INFORMATION SHOWN
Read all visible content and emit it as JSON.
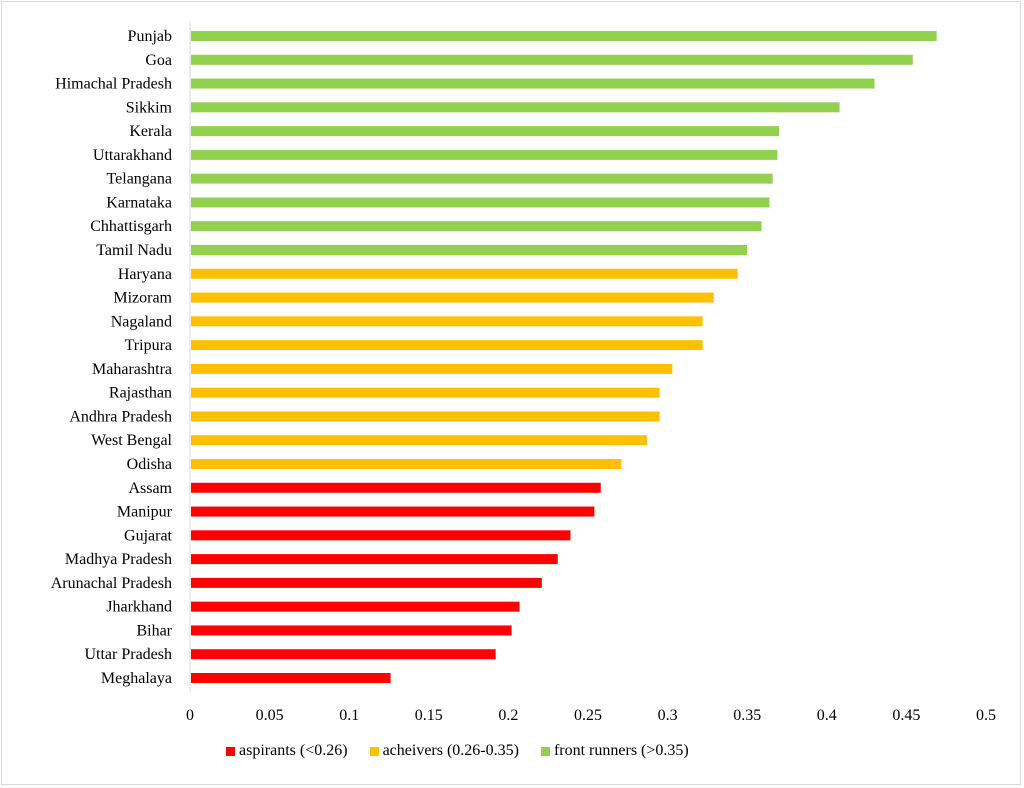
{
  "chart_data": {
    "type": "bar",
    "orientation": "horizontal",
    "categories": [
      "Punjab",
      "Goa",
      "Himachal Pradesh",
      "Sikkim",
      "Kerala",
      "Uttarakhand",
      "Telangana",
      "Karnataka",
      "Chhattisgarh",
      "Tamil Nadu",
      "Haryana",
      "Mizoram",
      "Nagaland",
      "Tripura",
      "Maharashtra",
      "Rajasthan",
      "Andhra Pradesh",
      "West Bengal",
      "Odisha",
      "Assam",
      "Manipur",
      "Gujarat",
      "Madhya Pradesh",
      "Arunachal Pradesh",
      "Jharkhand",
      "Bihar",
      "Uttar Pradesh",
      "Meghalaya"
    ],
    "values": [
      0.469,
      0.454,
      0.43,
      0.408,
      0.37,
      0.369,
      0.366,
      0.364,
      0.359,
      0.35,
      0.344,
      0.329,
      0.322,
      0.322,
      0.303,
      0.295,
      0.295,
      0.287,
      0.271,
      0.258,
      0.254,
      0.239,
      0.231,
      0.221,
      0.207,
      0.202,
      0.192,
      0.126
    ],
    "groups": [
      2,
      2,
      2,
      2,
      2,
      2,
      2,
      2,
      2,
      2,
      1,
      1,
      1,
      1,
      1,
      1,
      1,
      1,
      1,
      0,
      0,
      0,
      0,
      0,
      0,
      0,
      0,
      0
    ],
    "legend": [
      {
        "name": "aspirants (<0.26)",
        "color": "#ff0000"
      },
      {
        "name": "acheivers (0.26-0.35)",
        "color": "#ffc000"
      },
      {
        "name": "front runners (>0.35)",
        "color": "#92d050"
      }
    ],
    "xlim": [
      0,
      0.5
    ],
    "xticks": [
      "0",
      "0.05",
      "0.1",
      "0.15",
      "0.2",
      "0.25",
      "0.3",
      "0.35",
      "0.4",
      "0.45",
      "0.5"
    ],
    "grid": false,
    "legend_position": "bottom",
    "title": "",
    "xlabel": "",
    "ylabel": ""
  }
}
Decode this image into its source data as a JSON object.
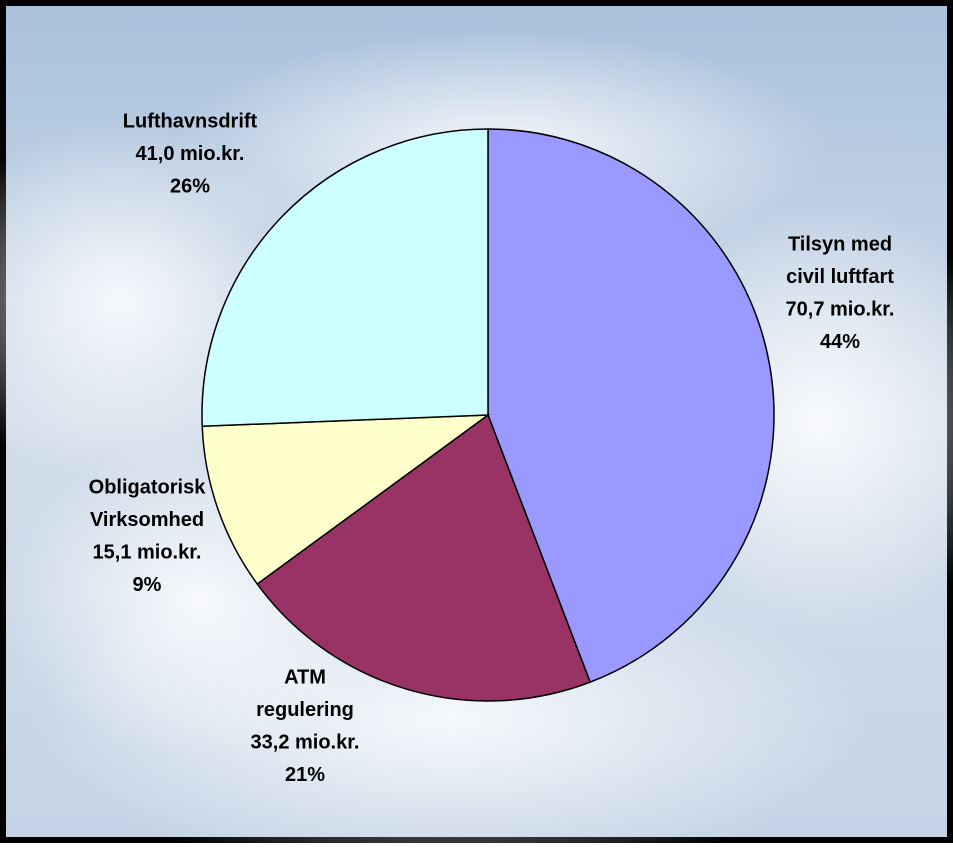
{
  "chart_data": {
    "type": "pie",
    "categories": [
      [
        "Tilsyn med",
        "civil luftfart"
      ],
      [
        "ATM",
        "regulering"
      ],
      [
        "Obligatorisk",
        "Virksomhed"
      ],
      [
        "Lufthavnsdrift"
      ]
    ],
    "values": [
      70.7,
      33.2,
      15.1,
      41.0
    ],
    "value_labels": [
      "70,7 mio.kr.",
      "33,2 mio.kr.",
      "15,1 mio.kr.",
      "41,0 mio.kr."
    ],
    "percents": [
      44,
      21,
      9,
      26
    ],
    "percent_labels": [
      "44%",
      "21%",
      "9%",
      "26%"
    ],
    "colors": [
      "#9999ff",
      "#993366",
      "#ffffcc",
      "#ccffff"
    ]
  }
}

WORK TO DO
Pictures are to be left out; otherwise, copy exactly each line from the one containing "Decode this image" through the last line of the listing.

SOLVED PROBLEM
Decode this image into its source data as a JSON object.
{
  "chart_data": {
    "type": "pie",
    "categories": [
      [
        "Tilsyn med",
        "civil luftfart"
      ],
      [
        "ATM",
        "regulering"
      ],
      [
        "Obligatorisk",
        "Virksomhed"
      ],
      [
        "Lufthavnsdrift"
      ]
    ],
    "values": [
      70.7,
      33.2,
      15.1,
      41.0
    ],
    "value_labels": [
      "70,7 mio.kr.",
      "33,2 mio.kr.",
      "15,1 mio.kr.",
      "41,0 mio.kr."
    ],
    "percents": [
      44,
      21,
      9,
      26
    ],
    "percent_labels": [
      "44%",
      "21%",
      "9%",
      "26%"
    ],
    "colors": [
      "#9999ff",
      "#993366",
      "#ffffcc",
      "#ccffff"
    ]
  }
}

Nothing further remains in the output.